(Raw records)
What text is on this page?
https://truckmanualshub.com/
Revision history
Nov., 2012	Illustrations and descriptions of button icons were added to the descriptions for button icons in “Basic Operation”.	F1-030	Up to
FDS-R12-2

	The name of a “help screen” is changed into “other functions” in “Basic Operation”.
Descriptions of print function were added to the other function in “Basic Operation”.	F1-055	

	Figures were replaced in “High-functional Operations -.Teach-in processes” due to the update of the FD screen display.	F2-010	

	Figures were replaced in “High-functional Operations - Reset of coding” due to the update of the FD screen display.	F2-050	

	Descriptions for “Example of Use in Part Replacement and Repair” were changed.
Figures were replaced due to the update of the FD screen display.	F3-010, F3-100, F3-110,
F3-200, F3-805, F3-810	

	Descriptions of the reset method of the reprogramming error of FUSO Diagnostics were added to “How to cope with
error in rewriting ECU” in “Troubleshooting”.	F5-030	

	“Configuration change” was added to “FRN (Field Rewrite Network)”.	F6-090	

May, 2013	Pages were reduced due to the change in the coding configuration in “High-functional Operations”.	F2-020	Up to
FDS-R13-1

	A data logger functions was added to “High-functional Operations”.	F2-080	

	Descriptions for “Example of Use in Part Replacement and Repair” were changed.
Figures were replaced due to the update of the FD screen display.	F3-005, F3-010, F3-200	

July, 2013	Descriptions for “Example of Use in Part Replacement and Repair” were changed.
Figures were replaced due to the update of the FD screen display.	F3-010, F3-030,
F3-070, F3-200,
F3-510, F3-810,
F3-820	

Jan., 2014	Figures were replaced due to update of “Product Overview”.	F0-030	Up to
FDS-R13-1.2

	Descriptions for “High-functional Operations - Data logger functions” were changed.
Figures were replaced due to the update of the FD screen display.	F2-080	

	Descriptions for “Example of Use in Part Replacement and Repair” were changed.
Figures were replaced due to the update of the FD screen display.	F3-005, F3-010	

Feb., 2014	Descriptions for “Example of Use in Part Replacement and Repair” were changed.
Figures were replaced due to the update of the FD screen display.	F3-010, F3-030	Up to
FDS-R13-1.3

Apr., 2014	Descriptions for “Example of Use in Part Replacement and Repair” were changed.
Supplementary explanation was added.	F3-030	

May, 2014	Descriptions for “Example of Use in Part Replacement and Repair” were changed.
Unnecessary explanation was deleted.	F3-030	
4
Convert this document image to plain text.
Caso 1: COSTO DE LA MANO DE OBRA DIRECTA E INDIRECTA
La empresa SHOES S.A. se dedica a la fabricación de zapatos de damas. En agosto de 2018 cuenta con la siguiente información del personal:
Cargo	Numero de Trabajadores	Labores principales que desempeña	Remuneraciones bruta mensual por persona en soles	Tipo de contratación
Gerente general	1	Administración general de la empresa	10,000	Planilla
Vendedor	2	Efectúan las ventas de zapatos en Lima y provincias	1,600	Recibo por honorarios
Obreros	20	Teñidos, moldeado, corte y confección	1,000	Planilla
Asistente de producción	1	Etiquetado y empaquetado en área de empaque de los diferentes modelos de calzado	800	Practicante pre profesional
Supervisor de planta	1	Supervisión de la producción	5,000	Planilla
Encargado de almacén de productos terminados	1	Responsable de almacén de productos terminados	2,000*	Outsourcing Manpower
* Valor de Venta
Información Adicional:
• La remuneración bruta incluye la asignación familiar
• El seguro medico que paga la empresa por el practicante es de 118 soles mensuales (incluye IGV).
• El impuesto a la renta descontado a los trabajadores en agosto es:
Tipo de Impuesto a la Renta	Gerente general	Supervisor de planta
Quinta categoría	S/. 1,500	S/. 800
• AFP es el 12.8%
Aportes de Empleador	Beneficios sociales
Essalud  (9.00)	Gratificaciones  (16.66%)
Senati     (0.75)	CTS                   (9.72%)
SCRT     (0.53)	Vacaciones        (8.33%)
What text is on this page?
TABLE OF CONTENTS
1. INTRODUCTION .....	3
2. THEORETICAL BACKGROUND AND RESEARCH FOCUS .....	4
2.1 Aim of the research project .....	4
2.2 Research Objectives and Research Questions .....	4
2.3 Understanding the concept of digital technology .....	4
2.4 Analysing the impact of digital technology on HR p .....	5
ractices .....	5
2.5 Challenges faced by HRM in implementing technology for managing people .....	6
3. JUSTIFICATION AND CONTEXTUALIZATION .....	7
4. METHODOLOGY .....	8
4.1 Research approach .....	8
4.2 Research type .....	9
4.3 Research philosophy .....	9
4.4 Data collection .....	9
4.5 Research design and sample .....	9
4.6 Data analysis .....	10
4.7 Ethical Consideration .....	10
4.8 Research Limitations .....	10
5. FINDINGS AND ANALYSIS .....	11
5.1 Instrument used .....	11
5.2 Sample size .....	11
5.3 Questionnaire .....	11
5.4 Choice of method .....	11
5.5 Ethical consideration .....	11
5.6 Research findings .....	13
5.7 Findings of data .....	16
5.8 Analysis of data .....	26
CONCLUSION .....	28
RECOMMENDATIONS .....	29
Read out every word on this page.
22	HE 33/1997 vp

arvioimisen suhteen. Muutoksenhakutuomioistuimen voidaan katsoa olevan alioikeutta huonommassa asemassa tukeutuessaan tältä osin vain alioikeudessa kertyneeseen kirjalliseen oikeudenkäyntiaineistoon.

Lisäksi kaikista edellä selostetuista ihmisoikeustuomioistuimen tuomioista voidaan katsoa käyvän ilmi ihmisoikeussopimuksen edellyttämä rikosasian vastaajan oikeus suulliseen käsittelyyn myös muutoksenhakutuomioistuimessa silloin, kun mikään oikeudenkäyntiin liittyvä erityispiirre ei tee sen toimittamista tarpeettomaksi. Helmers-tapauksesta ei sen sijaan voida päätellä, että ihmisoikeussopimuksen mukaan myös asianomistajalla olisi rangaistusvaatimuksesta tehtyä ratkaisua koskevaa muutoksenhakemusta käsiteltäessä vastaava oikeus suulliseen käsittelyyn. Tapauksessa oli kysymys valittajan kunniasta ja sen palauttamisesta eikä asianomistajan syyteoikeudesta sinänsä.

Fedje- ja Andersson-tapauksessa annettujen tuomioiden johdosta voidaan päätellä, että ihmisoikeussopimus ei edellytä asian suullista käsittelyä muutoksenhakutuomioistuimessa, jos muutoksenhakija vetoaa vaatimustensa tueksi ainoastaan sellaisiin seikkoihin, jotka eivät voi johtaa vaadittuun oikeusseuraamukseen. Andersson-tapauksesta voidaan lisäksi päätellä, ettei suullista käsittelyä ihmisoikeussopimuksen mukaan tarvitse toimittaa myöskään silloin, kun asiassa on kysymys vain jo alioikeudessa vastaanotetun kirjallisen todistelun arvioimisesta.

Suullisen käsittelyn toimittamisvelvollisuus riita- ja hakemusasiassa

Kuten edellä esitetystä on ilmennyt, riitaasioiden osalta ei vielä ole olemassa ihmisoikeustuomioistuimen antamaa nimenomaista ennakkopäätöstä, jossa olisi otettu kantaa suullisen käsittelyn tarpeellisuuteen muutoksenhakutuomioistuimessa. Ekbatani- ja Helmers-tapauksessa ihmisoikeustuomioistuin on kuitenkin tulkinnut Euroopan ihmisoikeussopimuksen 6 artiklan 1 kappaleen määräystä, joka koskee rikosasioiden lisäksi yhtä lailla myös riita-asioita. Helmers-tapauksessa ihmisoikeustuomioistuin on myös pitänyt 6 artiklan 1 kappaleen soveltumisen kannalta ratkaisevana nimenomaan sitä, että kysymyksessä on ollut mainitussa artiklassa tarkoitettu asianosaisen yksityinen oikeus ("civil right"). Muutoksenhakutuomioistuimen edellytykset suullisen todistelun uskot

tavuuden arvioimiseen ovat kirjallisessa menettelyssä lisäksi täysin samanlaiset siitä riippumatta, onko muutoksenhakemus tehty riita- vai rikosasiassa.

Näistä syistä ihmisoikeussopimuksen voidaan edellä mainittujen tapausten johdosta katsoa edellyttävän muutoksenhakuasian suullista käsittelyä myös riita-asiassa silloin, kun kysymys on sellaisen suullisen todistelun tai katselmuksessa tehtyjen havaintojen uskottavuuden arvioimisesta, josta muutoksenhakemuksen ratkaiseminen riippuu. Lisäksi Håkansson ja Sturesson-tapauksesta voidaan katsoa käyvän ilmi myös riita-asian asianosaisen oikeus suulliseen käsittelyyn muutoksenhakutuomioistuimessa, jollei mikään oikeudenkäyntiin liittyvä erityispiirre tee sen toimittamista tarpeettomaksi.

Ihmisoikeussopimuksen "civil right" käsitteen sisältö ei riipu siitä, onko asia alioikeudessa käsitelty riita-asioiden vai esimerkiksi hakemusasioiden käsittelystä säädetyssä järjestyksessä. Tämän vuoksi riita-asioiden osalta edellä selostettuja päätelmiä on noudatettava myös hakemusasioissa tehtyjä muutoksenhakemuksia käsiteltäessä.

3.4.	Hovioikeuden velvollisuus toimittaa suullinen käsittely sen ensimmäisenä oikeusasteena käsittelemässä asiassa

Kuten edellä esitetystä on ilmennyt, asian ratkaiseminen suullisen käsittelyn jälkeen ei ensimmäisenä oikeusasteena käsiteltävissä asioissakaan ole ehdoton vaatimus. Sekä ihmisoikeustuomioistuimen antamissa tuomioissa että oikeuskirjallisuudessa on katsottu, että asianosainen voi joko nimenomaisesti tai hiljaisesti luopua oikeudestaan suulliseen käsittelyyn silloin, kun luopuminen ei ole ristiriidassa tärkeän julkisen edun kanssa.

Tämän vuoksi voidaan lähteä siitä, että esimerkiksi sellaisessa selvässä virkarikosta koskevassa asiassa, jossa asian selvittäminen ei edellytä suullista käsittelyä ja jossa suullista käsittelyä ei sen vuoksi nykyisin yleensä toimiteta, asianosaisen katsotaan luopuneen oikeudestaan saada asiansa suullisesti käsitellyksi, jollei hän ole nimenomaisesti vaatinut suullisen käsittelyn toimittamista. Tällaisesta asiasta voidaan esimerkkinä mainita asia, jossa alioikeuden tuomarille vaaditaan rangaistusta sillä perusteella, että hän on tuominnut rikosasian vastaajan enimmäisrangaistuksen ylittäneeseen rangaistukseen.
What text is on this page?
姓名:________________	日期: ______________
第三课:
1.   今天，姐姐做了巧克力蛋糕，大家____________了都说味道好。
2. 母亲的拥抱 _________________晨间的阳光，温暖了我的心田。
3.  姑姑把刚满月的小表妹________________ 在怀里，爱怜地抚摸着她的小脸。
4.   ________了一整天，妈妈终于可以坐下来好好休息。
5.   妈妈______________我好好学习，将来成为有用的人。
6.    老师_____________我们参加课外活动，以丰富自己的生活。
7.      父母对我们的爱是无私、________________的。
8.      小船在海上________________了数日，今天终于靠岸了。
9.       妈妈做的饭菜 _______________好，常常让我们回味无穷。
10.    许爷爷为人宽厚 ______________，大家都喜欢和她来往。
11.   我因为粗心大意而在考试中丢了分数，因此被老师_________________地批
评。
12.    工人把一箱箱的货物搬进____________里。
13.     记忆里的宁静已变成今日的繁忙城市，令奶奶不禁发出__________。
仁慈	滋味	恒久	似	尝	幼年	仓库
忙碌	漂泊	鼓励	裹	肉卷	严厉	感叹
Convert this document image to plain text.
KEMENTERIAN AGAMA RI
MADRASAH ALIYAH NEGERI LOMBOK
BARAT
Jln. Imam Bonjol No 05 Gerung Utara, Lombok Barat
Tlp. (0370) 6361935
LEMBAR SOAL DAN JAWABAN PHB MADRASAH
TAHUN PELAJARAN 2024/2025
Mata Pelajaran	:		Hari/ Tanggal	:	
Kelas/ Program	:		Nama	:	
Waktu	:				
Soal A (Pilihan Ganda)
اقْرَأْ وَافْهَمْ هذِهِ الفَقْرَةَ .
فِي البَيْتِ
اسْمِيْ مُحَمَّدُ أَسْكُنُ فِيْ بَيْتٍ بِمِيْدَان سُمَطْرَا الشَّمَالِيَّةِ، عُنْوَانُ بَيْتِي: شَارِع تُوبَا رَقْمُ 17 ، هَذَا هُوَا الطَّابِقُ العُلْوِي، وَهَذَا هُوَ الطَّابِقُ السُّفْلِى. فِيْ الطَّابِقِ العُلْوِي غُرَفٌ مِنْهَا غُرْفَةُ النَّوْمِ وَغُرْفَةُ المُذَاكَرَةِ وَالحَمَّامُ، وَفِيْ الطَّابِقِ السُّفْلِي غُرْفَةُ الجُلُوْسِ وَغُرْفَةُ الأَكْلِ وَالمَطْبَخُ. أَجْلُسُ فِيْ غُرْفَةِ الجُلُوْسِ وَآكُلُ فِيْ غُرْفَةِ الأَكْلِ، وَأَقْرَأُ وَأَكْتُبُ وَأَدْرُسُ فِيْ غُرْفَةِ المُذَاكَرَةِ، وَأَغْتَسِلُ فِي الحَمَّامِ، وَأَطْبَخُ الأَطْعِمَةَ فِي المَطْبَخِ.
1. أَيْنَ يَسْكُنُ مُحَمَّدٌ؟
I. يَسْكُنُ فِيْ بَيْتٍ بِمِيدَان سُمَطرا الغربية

• **STATED PROBLEM**: Extract, from the listing above, every line where the string "bruta" occurs.

• **FINISHED ANSWER**:
Cargo	Numero de Trabajadores	Labores principales que desempeña	Remuneraciones bruta mensual por persona en soles	Tipo de contratación
• La remuneración bruta incluye la asignación familiar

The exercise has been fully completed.